■ **Task requirements**: Turn each line of the listing below into an item of a numbered list, leaving out any blank lines.

Layout element annotations

*-*-*

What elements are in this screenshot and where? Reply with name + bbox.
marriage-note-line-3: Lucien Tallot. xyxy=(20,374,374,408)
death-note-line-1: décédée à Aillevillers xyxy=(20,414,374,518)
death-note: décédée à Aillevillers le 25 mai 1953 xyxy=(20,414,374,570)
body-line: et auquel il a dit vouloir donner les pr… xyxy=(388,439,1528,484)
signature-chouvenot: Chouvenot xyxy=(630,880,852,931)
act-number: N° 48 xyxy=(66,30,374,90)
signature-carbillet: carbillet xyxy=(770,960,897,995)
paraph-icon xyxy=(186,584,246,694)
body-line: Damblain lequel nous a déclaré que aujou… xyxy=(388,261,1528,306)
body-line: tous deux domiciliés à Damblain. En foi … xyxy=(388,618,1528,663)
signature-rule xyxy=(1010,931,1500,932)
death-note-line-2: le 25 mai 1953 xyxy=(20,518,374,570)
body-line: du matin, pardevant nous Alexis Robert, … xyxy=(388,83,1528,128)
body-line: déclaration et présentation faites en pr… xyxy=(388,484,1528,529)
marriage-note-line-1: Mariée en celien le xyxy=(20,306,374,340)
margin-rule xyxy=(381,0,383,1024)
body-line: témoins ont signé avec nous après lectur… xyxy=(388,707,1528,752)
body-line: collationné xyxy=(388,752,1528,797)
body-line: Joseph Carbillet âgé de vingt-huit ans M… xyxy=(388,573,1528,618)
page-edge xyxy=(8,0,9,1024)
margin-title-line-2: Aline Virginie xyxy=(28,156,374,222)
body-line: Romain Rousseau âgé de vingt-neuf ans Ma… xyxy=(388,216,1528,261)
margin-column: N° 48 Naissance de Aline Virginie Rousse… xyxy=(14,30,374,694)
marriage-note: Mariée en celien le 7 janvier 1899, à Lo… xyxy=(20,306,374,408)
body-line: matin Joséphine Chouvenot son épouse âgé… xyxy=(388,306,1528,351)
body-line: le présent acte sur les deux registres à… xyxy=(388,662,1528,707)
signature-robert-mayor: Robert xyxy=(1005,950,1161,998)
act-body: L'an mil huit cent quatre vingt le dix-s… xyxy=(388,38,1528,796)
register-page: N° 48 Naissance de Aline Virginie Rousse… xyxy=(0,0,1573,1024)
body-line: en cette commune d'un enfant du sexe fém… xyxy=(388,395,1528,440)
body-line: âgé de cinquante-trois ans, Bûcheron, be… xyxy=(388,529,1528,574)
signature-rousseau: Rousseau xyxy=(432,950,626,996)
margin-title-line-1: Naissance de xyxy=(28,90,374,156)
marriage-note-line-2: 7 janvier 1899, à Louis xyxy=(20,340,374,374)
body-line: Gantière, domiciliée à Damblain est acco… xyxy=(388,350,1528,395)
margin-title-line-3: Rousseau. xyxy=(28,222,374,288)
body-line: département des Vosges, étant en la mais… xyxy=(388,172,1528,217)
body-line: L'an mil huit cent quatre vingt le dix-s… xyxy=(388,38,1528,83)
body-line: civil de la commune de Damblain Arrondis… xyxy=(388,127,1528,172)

*-*-*

■ **Answer**:
1. What elements are in this screenshot and where? Reply with name + bbox.
2. marriage-note-line-3: Lucien Tallot. xyxy=(20,374,374,408)
3. death-note-line-1: décédée à Aillevillers xyxy=(20,414,374,518)
4. death-note: décédée à Aillevillers le 25 mai 1953 xyxy=(20,414,374,570)
5. body-line: et auquel il a dit vouloir donner les pr… xyxy=(388,439,1528,484)
6. signature-chouvenot: Chouvenot xyxy=(630,880,852,931)
7. act-number: N° 48 xyxy=(66,30,374,90)
8. signature-carbillet: carbillet xyxy=(770,960,897,995)
9. paraph-icon xyxy=(186,584,246,694)
10. body-line: Damblain lequel nous a déclaré que aujou… xyxy=(388,261,1528,306)
11. body-line: tous deux domiciliés à Damblain. En foi … xyxy=(388,618,1528,663)
12. signature-rule xyxy=(1010,931,1500,932)
13. death-note-line-2: le 25 mai 1953 xyxy=(20,518,374,570)
14. body-line: du matin, pardevant nous Alexis Robert, … xyxy=(388,83,1528,128)
15. body-line: déclaration et présentation faites en pr… xyxy=(388,484,1528,529)
16. marriage-note-line-1: Mariée en celien le xyxy=(20,306,374,340)
17. margin-rule xyxy=(381,0,383,1024)
18. body-line: témoins ont signé avec nous après lectur… xyxy=(388,707,1528,752)
19. body-line: collationné xyxy=(388,752,1528,797)
20. body-line: Joseph Carbillet âgé de vingt-huit ans M… xyxy=(388,573,1528,618)
21. page-edge xyxy=(8,0,9,1024)
22. margin-title-line-2: Aline Virginie xyxy=(28,156,374,222)
23. body-line: Romain Rousseau âgé de vingt-neuf ans Ma… xyxy=(388,216,1528,261)
24. margin-column: N° 48 Naissance de Aline Virginie Rousse… xyxy=(14,30,374,694)
25. marriage-note: Mariée en celien le 7 janvier 1899, à Lo… xyxy=(20,306,374,408)
26. body-line: matin Joséphine Chouvenot son épouse âgé… xyxy=(388,306,1528,351)
27. body-line: le présent acte sur les deux registres à… xyxy=(388,662,1528,707)
28. signature-robert-mayor: Robert xyxy=(1005,950,1161,998)
29. act-body: L'an mil huit cent quatre vingt le dix-s… xyxy=(388,38,1528,796)
30. register-page: N° 48 Naissance de Aline Virginie Rousse… xyxy=(0,0,1573,1024)
31. body-line: en cette commune d'un enfant du sexe fém… xyxy=(388,395,1528,440)
32. body-line: âgé de cinquante-trois ans, Bûcheron, be… xyxy=(388,529,1528,574)
33. signature-rousseau: Rousseau xyxy=(432,950,626,996)
34. margin-title-line-1: Naissance de xyxy=(28,90,374,156)
35. marriage-note-line-2: 7 janvier 1899, à Louis xyxy=(20,340,374,374)
36. body-line: Gantière, domiciliée à Damblain est acco… xyxy=(388,350,1528,395)
37. margin-title-line-3: Rousseau. xyxy=(28,222,374,288)
38. body-line: département des Vosges, étant en la mais… xyxy=(388,172,1528,217)
39. body-line: L'an mil huit cent quatre vingt le dix-s… xyxy=(388,38,1528,83)
40. body-line: civil de la commune de Damblain Arrondis… xyxy=(388,127,1528,172)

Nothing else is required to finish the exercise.